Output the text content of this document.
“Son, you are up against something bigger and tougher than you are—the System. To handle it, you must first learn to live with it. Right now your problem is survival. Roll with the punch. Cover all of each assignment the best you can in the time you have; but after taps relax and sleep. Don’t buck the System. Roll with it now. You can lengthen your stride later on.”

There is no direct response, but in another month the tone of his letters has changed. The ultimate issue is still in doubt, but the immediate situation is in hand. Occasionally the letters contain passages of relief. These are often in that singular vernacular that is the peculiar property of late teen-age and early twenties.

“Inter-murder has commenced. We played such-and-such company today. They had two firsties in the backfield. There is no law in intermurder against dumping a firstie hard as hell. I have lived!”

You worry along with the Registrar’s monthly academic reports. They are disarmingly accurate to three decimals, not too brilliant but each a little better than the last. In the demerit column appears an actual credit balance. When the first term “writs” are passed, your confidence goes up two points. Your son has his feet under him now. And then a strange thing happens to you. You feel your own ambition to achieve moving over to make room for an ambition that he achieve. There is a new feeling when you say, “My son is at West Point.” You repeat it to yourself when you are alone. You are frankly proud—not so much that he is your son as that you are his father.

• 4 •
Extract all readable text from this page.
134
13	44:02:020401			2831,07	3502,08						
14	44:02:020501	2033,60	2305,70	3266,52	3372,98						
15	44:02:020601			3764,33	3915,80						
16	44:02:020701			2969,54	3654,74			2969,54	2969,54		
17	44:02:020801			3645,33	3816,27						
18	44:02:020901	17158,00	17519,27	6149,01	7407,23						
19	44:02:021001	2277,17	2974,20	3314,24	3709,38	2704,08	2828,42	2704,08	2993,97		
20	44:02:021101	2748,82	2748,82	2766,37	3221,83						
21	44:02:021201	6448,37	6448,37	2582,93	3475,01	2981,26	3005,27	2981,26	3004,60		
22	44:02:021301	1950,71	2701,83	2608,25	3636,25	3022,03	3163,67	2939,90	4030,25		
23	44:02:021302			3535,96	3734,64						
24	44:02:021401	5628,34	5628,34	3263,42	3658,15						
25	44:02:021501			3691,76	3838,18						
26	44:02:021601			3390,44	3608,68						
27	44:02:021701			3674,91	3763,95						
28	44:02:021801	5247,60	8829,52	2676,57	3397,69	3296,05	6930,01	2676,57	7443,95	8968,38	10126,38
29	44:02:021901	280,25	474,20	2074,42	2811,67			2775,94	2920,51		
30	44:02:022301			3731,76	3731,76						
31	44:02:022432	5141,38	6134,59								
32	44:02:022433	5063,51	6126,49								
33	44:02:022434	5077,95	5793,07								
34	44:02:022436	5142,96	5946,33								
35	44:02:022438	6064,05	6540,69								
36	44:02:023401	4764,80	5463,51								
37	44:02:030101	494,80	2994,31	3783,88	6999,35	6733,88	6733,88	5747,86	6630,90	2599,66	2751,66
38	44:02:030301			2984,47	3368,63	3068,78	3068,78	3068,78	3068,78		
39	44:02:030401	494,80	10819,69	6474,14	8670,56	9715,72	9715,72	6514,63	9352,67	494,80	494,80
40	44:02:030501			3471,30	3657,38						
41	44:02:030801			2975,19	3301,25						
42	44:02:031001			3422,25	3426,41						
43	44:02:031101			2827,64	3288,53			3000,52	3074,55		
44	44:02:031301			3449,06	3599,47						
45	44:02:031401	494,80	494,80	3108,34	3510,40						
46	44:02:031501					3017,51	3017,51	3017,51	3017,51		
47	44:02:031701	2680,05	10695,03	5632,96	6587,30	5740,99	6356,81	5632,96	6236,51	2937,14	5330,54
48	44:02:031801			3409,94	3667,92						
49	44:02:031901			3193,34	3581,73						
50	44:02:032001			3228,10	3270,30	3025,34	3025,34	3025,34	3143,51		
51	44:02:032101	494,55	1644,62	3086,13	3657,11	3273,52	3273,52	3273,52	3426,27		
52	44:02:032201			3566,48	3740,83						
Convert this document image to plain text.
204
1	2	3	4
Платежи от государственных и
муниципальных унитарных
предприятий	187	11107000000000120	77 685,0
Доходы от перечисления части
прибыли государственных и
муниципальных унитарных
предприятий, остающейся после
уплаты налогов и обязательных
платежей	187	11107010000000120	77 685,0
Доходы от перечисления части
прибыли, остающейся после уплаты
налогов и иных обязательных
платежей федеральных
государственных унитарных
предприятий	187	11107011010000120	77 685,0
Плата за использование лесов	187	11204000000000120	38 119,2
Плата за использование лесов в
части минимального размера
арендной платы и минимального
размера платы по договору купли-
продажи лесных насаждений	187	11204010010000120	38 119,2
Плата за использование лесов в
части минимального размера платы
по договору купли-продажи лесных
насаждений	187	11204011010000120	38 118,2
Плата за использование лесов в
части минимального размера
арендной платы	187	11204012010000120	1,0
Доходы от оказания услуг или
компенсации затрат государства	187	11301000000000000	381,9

--

(Work to do): Go through the material and copy out every line with "text" in it.

(Task response):
Output the text content of this document.
Extract all readable text from this page.
Convert this document image to plain text.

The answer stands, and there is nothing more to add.